§ Task objective
Could you set down every one of the entries below again, character for character, with each box kept as it stands?
★ ★ ★ ★
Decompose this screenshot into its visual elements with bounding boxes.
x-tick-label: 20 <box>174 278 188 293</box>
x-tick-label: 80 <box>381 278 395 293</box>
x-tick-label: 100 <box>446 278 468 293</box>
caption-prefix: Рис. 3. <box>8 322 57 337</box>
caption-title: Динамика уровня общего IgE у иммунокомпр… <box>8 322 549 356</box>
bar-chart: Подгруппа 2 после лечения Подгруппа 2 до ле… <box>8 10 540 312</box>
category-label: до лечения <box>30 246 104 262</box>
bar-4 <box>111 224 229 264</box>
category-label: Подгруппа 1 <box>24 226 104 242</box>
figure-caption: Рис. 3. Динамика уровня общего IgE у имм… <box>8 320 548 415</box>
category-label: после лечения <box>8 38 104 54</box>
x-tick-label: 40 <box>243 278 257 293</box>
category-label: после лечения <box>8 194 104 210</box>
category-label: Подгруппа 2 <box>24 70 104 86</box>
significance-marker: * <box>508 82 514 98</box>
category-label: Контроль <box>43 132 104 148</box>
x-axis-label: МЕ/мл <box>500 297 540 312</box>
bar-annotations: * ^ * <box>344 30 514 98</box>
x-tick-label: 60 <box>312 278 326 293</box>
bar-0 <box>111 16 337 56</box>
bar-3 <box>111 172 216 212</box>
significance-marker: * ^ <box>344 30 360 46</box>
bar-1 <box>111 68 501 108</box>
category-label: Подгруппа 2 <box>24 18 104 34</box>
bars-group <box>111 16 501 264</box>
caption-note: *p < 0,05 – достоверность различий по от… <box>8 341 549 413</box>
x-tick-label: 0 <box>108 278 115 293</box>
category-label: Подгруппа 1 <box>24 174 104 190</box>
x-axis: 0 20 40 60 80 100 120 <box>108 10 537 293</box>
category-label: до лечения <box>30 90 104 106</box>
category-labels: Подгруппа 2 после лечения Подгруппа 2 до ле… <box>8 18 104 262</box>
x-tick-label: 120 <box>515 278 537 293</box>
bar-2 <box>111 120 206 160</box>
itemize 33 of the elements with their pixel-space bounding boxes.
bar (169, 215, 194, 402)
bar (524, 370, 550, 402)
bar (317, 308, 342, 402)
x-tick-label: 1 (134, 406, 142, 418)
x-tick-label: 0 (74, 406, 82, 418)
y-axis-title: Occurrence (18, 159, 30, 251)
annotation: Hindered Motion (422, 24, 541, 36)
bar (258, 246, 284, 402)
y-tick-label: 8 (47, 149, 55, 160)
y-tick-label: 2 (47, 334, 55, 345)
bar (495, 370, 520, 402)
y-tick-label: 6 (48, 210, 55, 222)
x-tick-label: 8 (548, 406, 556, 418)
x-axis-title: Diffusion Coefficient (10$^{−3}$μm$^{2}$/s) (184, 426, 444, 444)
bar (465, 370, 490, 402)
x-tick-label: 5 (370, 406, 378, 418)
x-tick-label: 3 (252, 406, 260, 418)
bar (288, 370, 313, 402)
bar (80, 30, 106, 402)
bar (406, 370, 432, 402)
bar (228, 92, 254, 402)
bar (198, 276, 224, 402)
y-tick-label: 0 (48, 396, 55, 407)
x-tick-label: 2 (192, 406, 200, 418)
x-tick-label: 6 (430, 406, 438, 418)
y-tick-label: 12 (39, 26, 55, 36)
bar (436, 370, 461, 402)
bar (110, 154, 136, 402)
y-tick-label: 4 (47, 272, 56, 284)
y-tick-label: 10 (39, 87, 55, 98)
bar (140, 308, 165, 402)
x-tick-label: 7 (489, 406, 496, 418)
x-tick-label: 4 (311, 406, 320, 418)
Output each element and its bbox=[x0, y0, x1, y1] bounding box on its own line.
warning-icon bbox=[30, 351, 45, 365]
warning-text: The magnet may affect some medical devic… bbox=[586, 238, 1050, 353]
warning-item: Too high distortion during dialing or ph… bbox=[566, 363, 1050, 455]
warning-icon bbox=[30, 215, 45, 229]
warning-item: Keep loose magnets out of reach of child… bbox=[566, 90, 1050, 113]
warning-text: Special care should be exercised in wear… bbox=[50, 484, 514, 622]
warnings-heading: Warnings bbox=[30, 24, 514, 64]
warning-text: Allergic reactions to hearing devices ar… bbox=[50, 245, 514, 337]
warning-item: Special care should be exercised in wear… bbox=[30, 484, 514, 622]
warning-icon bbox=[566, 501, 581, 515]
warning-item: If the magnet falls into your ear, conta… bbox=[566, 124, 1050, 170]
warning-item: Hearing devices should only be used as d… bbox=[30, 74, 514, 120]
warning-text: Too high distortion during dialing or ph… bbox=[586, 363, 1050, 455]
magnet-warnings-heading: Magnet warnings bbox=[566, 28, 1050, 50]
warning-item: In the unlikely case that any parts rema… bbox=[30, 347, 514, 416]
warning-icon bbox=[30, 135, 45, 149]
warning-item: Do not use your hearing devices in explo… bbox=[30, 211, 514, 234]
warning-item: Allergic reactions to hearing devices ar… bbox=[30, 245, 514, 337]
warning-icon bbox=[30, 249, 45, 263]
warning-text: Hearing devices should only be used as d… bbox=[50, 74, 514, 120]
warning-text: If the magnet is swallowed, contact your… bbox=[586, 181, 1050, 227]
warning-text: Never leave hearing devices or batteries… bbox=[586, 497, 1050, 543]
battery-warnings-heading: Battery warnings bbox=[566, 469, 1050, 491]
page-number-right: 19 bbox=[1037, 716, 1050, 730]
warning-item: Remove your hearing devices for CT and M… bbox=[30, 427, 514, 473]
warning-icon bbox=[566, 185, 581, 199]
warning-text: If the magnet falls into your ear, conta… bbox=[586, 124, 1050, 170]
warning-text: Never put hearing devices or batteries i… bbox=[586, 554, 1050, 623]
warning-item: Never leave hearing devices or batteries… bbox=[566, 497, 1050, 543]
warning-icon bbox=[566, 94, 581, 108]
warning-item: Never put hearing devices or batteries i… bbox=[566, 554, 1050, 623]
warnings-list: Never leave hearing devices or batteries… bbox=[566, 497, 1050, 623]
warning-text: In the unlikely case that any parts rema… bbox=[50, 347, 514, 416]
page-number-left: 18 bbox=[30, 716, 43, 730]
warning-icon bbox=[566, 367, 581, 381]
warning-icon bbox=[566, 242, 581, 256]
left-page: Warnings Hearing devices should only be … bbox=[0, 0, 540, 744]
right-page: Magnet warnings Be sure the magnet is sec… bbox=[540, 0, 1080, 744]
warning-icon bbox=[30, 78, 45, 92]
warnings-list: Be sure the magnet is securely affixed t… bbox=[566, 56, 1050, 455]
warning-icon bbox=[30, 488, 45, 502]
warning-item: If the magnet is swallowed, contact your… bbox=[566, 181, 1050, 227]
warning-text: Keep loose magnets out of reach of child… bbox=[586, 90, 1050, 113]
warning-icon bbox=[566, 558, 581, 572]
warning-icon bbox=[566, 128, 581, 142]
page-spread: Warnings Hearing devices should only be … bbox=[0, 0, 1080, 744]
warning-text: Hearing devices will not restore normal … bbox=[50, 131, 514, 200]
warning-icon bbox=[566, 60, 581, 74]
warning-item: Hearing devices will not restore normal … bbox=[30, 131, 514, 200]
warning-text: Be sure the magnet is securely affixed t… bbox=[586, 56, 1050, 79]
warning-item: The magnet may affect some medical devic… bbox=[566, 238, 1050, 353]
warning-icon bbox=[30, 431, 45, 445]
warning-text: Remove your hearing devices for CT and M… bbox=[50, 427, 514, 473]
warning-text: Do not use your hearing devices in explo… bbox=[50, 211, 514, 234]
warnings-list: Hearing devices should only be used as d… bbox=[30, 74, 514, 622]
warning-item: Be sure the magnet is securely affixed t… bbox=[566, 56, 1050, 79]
★ ★ ★ ★
§ Exercise output
Decompose this screenshot into its visual elements with bounding boxes.
x-tick-label: 20 <box>174 278 188 293</box>
x-tick-label: 80 <box>381 278 395 293</box>
x-tick-label: 100 <box>446 278 468 293</box>
caption-prefix: Рис. 3. <box>8 322 57 337</box>
caption-title: Динамика уровня общего IgE у иммунокомпр… <box>8 322 549 356</box>
bar-chart: Подгруппа 2 после лечения Подгруппа 2 до ле… <box>8 10 540 312</box>
category-label: до лечения <box>30 246 104 262</box>
bar-4 <box>111 224 229 264</box>
category-label: Подгруппа 1 <box>24 226 104 242</box>
figure-caption: Рис. 3. Динамика уровня общего IgE у имм… <box>8 320 548 415</box>
category-label: после лечения <box>8 38 104 54</box>
x-tick-label: 40 <box>243 278 257 293</box>
category-label: после лечения <box>8 194 104 210</box>
category-label: Подгруппа 2 <box>24 70 104 86</box>
significance-marker: * <box>508 82 514 98</box>
category-label: Контроль <box>43 132 104 148</box>
x-axis-label: МЕ/мл <box>500 297 540 312</box>
bar-annotations: * ^ * <box>344 30 514 98</box>
x-tick-label: 60 <box>312 278 326 293</box>
bar-0 <box>111 16 337 56</box>
bar-3 <box>111 172 216 212</box>
significance-marker: * ^ <box>344 30 360 46</box>
bar-1 <box>111 68 501 108</box>
category-label: Подгруппа 2 <box>24 18 104 34</box>
bars-group <box>111 16 501 264</box>
caption-note: *p < 0,05 – достоверность различий по от… <box>8 341 549 413</box>
x-tick-label: 0 <box>108 278 115 293</box>
category-label: Подгруппа 1 <box>24 174 104 190</box>
x-axis: 0 20 40 60 80 100 120 <box>108 10 537 293</box>
category-label: до лечения <box>30 90 104 106</box>
category-labels: Подгруппа 2 после лечения Подгруппа 2 до ле… <box>8 18 104 262</box>
x-tick-label: 120 <box>515 278 537 293</box>
bar-2 <box>111 120 206 160</box>
itemize 33 of the elements with their pixel-space bounding boxes.
bar (169, 215, 194, 402)
bar (524, 370, 550, 402)
bar (317, 308, 342, 402)
x-tick-label: 1 (134, 406, 142, 418)
x-tick-label: 0 (74, 406, 82, 418)
y-axis-title: Occurrence (18, 159, 30, 251)
annotation: Hindered Motion (422, 24, 541, 36)
bar (258, 246, 284, 402)
y-tick-label: 8 (47, 149, 55, 160)
y-tick-label: 2 (47, 334, 55, 345)
bar (495, 370, 520, 402)
y-tick-label: 6 (48, 210, 55, 222)
x-tick-label: 8 (548, 406, 556, 418)
x-axis-title: Diffusion Coefficient (10$^{−3}$μm$^{2}$/s) (184, 426, 444, 444)
bar (465, 370, 490, 402)
x-tick-label: 5 (370, 406, 378, 418)
x-tick-label: 3 (252, 406, 260, 418)
bar (288, 370, 313, 402)
bar (80, 30, 106, 402)
bar (406, 370, 432, 402)
bar (228, 92, 254, 402)
bar (198, 276, 224, 402)
y-tick-label: 0 (48, 396, 55, 407)
x-tick-label: 2 (192, 406, 200, 418)
x-tick-label: 6 (430, 406, 438, 418)
y-tick-label: 12 (39, 26, 55, 36)
bar (436, 370, 461, 402)
bar (110, 154, 136, 402)
y-tick-label: 4 (47, 272, 56, 284)
y-tick-label: 10 (39, 87, 55, 98)
bar (140, 308, 165, 402)
x-tick-label: 7 (489, 406, 496, 418)
x-tick-label: 4 (311, 406, 320, 418)
Output each element and its bbox=[x0, y0, x1, y1] bounding box on its own line.
warning-icon bbox=[30, 351, 45, 365]
warning-text: The magnet may affect some medical devic… bbox=[586, 238, 1050, 353]
warning-item: Too high distortion during dialing or ph… bbox=[566, 363, 1050, 455]
warning-icon bbox=[30, 215, 45, 229]
warning-item: Keep loose magnets out of reach of child… bbox=[566, 90, 1050, 113]
warning-text: Special care should be exercised in wear… bbox=[50, 484, 514, 622]
warnings-heading: Warnings bbox=[30, 24, 514, 64]
warning-text: Allergic reactions to hearing devices ar… bbox=[50, 245, 514, 337]
warning-item: Special care should be exercised in wear… bbox=[30, 484, 514, 622]
warning-icon bbox=[566, 501, 581, 515]
warning-item: If the magnet falls into your ear, conta… bbox=[566, 124, 1050, 170]
warning-item: Hearing devices should only be used as d… bbox=[30, 74, 514, 120]
warning-text: Too high distortion during dialing or ph… bbox=[586, 363, 1050, 455]
magnet-warnings-heading: Magnet warnings bbox=[566, 28, 1050, 50]
warning-item: In the unlikely case that any parts rema… bbox=[30, 347, 514, 416]
warning-icon bbox=[30, 135, 45, 149]
warning-item: Do not use your hearing devices in explo… bbox=[30, 211, 514, 234]
warning-item: Allergic reactions to hearing devices ar… bbox=[30, 245, 514, 337]
warning-icon bbox=[30, 249, 45, 263]
warning-text: Hearing devices should only be used as d… bbox=[50, 74, 514, 120]
warning-text: If the magnet is swallowed, contact your… bbox=[586, 181, 1050, 227]
warning-text: Never leave hearing devices or batteries… bbox=[586, 497, 1050, 543]
battery-warnings-heading: Battery warnings bbox=[566, 469, 1050, 491]
page-number-right: 19 bbox=[1037, 716, 1050, 730]
warning-item: Remove your hearing devices for CT and M… bbox=[30, 427, 514, 473]
warning-icon bbox=[566, 185, 581, 199]
warning-text: If the magnet falls into your ear, conta… bbox=[586, 124, 1050, 170]
warning-text: Never put hearing devices or batteries i… bbox=[586, 554, 1050, 623]
warning-item: Never leave hearing devices or batteries… bbox=[566, 497, 1050, 543]
warning-icon bbox=[566, 94, 581, 108]
warning-item: Never put hearing devices or batteries i… bbox=[566, 554, 1050, 623]
warnings-list: Never leave hearing devices or batteries… bbox=[566, 497, 1050, 623]
warning-text: In the unlikely case that any parts rema… bbox=[50, 347, 514, 416]
page-number-left: 18 bbox=[30, 716, 43, 730]
warning-icon bbox=[566, 367, 581, 381]
warning-icon bbox=[566, 242, 581, 256]
left-page: Warnings Hearing devices should only be … bbox=[0, 0, 540, 744]
right-page: Magnet warnings Be sure the magnet is sec… bbox=[540, 0, 1080, 744]
warning-icon bbox=[30, 78, 45, 92]
warnings-list: Be sure the magnet is securely affixed t… bbox=[566, 56, 1050, 455]
warning-icon bbox=[30, 488, 45, 502]
warning-item: If the magnet is swallowed, contact your… bbox=[566, 181, 1050, 227]
warning-text: Keep loose magnets out of reach of child… bbox=[586, 90, 1050, 113]
warning-icon bbox=[566, 558, 581, 572]
warning-icon bbox=[566, 128, 581, 142]
page-spread: Warnings Hearing devices should only be … bbox=[0, 0, 1080, 744]
warning-text: Hearing devices will not restore normal … bbox=[50, 131, 514, 200]
warning-icon bbox=[566, 60, 581, 74]
warning-item: Hearing devices will not restore normal … bbox=[30, 131, 514, 200]
warning-text: Be sure the magnet is securely affixed t… bbox=[586, 56, 1050, 79]
warning-item: The magnet may affect some medical devic… bbox=[566, 238, 1050, 353]
warning-icon bbox=[30, 431, 45, 445]
warning-text: Remove your hearing devices for CT and M… bbox=[50, 427, 514, 473]
warning-text: Do not use your hearing devices in explo… bbox=[50, 211, 514, 234]
warnings-list: Hearing devices should only be used as d… bbox=[30, 74, 514, 622]
warning-item: Be sure the magnet is securely affixed t… bbox=[566, 56, 1050, 79]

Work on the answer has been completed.